Wherever the word "icon" appears in a line, extract that line.

Records contained in a dataset:
=-=-=
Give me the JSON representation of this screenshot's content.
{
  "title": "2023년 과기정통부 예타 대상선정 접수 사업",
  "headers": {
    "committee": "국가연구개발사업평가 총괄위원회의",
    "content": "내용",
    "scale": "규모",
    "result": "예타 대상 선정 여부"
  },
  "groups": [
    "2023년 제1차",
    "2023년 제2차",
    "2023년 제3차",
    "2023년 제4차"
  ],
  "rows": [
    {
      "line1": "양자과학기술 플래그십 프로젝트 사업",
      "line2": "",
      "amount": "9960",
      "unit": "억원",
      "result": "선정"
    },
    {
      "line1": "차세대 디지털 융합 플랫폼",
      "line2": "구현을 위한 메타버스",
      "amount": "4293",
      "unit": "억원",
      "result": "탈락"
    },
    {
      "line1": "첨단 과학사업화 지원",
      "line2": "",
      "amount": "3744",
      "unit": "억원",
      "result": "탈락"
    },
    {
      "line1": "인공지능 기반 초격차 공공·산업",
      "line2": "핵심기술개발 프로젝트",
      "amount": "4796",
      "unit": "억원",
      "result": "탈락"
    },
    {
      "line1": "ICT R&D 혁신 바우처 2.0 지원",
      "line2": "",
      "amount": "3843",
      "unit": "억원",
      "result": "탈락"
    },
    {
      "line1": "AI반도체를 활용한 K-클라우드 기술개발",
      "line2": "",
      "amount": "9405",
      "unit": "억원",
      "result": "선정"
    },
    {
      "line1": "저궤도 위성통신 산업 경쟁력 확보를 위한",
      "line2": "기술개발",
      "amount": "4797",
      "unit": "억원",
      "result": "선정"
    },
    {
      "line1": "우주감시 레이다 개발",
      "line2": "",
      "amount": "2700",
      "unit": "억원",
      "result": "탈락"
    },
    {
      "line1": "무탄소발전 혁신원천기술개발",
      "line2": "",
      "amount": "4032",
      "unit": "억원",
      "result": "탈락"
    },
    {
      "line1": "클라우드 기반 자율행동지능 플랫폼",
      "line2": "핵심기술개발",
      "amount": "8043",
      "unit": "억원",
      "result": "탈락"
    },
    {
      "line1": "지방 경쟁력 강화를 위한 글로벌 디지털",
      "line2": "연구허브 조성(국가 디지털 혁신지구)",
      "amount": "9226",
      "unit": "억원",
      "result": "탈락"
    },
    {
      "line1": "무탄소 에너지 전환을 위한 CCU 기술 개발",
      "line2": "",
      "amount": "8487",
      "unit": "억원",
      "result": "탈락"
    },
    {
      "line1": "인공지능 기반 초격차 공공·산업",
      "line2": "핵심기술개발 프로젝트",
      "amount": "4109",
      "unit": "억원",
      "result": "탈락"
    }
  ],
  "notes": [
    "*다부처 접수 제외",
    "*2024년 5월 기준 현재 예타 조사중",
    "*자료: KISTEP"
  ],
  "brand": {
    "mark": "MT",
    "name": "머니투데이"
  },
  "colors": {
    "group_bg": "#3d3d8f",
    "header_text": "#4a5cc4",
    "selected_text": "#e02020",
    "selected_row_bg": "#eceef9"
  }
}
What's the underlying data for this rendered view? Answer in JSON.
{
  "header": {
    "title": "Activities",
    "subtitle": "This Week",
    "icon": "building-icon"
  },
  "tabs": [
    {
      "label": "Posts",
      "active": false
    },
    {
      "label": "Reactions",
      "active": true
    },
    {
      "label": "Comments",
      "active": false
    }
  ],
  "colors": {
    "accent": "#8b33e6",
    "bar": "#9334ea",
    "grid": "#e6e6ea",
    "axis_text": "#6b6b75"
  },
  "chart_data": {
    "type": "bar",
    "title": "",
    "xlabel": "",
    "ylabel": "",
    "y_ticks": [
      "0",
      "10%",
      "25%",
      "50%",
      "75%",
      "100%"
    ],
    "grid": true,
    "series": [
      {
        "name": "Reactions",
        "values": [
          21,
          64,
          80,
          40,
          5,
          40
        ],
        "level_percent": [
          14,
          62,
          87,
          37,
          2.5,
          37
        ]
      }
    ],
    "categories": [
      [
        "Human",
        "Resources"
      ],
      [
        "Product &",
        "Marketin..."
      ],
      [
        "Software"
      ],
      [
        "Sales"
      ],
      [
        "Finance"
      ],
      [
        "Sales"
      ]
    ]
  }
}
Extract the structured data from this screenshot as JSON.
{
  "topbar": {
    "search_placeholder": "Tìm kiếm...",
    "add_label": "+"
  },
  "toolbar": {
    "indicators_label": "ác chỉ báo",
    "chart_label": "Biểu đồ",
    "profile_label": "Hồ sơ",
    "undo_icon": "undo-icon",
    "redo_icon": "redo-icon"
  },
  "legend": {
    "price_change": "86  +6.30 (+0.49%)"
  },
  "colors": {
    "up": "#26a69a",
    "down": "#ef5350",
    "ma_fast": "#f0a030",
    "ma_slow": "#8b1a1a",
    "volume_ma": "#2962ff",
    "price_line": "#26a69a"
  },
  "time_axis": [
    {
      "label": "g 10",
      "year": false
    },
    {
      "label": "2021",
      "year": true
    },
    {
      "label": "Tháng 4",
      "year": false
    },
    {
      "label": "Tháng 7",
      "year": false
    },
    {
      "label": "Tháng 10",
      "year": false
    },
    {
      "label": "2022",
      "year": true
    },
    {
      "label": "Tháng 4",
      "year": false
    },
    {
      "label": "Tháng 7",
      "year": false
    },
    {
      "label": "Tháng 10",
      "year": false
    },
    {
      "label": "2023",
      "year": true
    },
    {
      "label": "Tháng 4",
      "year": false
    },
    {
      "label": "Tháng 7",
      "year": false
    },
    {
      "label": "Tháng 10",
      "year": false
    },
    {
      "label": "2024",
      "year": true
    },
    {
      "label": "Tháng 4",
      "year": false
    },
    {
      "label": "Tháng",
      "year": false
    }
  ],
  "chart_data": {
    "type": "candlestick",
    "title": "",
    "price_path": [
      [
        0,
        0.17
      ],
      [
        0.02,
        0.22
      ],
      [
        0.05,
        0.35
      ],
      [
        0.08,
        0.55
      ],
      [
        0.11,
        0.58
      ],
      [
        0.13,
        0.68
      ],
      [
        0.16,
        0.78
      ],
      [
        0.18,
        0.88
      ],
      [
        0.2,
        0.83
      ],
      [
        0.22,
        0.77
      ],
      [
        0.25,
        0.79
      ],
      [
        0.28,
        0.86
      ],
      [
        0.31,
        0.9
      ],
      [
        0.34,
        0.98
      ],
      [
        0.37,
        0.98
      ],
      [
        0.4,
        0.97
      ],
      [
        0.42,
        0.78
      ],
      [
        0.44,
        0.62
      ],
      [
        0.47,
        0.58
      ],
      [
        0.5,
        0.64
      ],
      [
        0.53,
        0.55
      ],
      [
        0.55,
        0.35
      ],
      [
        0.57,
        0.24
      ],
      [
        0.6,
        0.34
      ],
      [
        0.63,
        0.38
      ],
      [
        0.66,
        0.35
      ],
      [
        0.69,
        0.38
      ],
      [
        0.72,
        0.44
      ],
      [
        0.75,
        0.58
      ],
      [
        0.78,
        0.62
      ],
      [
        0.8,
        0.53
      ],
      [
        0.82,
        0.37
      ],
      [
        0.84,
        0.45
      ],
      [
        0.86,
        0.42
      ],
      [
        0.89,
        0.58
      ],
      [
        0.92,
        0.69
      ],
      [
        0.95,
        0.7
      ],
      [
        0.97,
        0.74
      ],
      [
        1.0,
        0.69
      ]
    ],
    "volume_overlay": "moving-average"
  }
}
=-=-=
Complete response ▸
    "icon": "building-icon"
    "undo_icon": "undo-icon",
    "redo_icon": "redo-icon"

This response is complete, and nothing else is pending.